### [Goal]
Repeat what the lines below say, word for word, and skip every image.

### [Dataset rows]

::::::::::

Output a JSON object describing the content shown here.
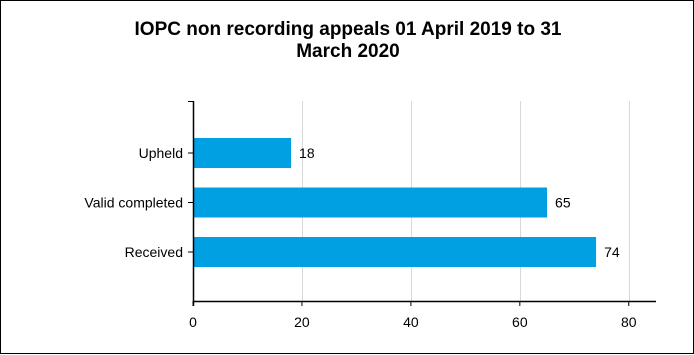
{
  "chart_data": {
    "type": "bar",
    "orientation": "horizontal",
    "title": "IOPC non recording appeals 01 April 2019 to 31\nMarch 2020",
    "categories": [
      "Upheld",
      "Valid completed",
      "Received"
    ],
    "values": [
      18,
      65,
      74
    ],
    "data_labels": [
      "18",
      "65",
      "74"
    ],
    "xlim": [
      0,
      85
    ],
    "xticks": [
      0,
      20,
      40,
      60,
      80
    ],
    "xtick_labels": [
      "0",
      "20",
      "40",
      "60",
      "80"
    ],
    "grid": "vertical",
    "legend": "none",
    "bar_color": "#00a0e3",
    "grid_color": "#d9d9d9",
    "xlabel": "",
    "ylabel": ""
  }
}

::::::::::

### [Output for this task]
Output a JSON object describing the content shown here.
{
  "chart_data": {
    "type": "bar",
    "orientation": "horizontal",
    "title": "IOPC non recording appeals 01 April 2019 to 31\nMarch 2020",
    "categories": [
      "Upheld",
      "Valid completed",
      "Received"
    ],
    "values": [
      18,
      65,
      74
    ],
    "data_labels": [
      "18",
      "65",
      "74"
    ],
    "xlim": [
      0,
      85
    ],
    "xticks": [
      0,
      20,
      40,
      60,
      80
    ],
    "xtick_labels": [
      "0",
      "20",
      "40",
      "60",
      "80"
    ],
    "grid": "vertical",
    "legend": "none",
    "bar_color": "#00a0e3",
    "grid_color": "#d9d9d9",
    "xlabel": "",
    "ylabel": ""
  }
}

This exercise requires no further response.